---------- Provided information

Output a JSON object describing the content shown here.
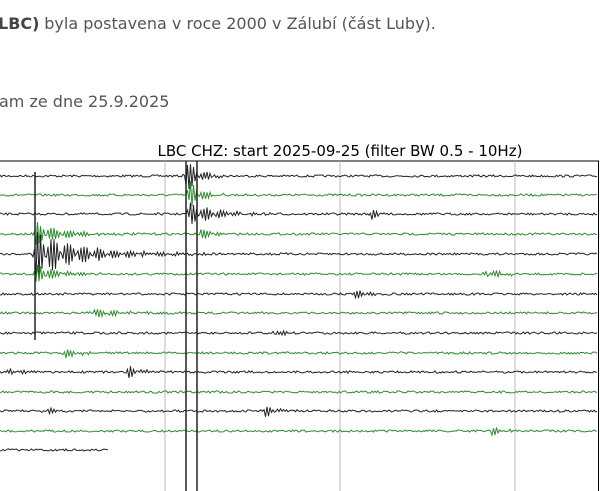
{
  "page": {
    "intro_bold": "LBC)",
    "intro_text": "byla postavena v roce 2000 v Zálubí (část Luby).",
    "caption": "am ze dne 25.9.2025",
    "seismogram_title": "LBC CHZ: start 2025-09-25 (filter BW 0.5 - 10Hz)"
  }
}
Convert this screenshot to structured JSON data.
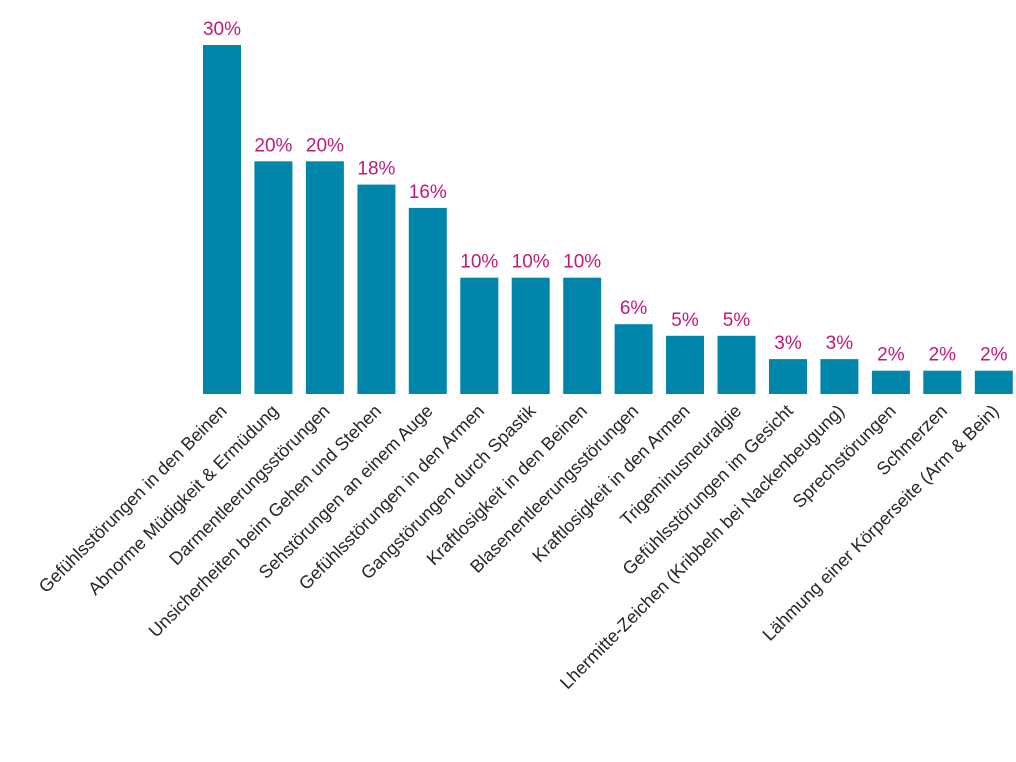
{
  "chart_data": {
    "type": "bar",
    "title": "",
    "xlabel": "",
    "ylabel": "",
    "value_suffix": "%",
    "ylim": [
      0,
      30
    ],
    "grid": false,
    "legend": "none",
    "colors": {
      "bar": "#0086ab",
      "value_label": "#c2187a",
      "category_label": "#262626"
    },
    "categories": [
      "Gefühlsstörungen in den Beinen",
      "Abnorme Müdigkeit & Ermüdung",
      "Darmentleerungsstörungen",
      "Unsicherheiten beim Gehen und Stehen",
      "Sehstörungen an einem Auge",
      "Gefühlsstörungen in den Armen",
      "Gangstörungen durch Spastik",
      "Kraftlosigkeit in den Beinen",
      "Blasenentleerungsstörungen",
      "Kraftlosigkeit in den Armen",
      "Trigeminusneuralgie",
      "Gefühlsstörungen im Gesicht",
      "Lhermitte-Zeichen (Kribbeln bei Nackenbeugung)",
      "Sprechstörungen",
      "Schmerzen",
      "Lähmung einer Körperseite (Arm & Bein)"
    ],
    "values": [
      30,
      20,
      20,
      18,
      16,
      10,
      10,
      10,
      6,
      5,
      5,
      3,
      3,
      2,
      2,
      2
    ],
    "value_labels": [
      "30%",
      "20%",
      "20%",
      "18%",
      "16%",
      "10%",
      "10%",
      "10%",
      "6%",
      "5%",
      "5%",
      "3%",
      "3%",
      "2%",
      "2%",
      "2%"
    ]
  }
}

--------------------

Keep the pictures out and write out the records exactly.

Output a JSON object describing the content shown here.
{
  "page": {
    "intro_bold": "LBC)",
    "intro_text": "byla postavena v roce 2000 v Zálubí (část Luby).",
    "caption": "am ze dne 25.9.2025",
    "seismogram_title": "LBC CHZ: start 2025-09-25 (filter BW 0.5 - 10Hz)"
  }
}
Convert this screenshot to structured JSON data.
{
  "chart_data": {
    "type": "bar",
    "title": "",
    "xlabel": "",
    "ylabel": "",
    "value_suffix": "%",
    "ylim": [
      0,
      30
    ],
    "grid": false,
    "legend": "none",
    "colors": {
      "bar": "#0086ab",
      "value_label": "#c2187a",
      "category_label": "#262626"
    },
    "categories": [
      "Gefühlsstörungen in den Beinen",
      "Abnorme Müdigkeit & Ermüdung",
      "Darmentleerungsstörungen",
      "Unsicherheiten beim Gehen und Stehen",
      "Sehstörungen an einem Auge",
      "Gefühlsstörungen in den Armen",
      "Gangstörungen durch Spastik",
      "Kraftlosigkeit in den Beinen",
      "Blasenentleerungsstörungen",
      "Kraftlosigkeit in den Armen",
      "Trigeminusneuralgie",
      "Gefühlsstörungen im Gesicht",
      "Lhermitte-Zeichen (Kribbeln bei Nackenbeugung)",
      "Sprechstörungen",
      "Schmerzen",
      "Lähmung einer Körperseite (Arm & Bein)"
    ],
    "values": [
      30,
      20,
      20,
      18,
      16,
      10,
      10,
      10,
      6,
      5,
      5,
      3,
      3,
      2,
      2,
      2
    ],
    "value_labels": [
      "30%",
      "20%",
      "20%",
      "18%",
      "16%",
      "10%",
      "10%",
      "10%",
      "6%",
      "5%",
      "5%",
      "3%",
      "3%",
      "2%",
      "2%",
      "2%"
    ]
  }
}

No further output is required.